> Aim of the task: Reproduce each line of the item below verbatim, without any alteration.
===== Recorded information =====
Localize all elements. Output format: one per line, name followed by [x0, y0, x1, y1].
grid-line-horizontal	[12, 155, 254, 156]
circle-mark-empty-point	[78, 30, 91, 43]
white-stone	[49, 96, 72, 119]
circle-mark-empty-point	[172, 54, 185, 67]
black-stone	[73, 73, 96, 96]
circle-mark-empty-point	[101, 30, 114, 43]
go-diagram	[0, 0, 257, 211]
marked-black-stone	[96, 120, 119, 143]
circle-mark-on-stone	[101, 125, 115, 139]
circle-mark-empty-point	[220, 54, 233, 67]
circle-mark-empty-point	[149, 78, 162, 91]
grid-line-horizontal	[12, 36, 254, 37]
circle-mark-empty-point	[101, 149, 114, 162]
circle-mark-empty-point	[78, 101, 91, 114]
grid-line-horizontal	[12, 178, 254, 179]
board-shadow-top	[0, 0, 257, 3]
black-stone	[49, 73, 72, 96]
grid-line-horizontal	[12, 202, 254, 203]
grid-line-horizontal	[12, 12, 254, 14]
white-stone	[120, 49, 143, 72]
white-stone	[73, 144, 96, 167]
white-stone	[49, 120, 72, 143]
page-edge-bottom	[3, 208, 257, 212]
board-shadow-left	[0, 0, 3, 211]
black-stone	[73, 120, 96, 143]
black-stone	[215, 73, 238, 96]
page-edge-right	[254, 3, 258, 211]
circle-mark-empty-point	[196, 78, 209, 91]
=====
> Answer in full:
Localize all elements. Output format: one per line, name followed by [x0, y0, x1, y1].
grid-line-horizontal	[12, 155, 254, 156]
circle-mark-empty-point	[78, 30, 91, 43]
white-stone	[49, 96, 72, 119]
circle-mark-empty-point	[172, 54, 185, 67]
black-stone	[73, 73, 96, 96]
circle-mark-empty-point	[101, 30, 114, 43]
go-diagram	[0, 0, 257, 211]
marked-black-stone	[96, 120, 119, 143]
circle-mark-on-stone	[101, 125, 115, 139]
circle-mark-empty-point	[220, 54, 233, 67]
circle-mark-empty-point	[149, 78, 162, 91]
grid-line-horizontal	[12, 36, 254, 37]
circle-mark-empty-point	[101, 149, 114, 162]
circle-mark-empty-point	[78, 101, 91, 114]
grid-line-horizontal	[12, 178, 254, 179]
board-shadow-top	[0, 0, 257, 3]
black-stone	[49, 73, 72, 96]
grid-line-horizontal	[12, 202, 254, 203]
grid-line-horizontal	[12, 12, 254, 14]
white-stone	[120, 49, 143, 72]
white-stone	[73, 144, 96, 167]
white-stone	[49, 120, 72, 143]
page-edge-bottom	[3, 208, 257, 212]
board-shadow-left	[0, 0, 3, 211]
black-stone	[73, 120, 96, 143]
black-stone	[215, 73, 238, 96]
page-edge-right	[254, 3, 258, 211]
circle-mark-empty-point	[196, 78, 209, 91]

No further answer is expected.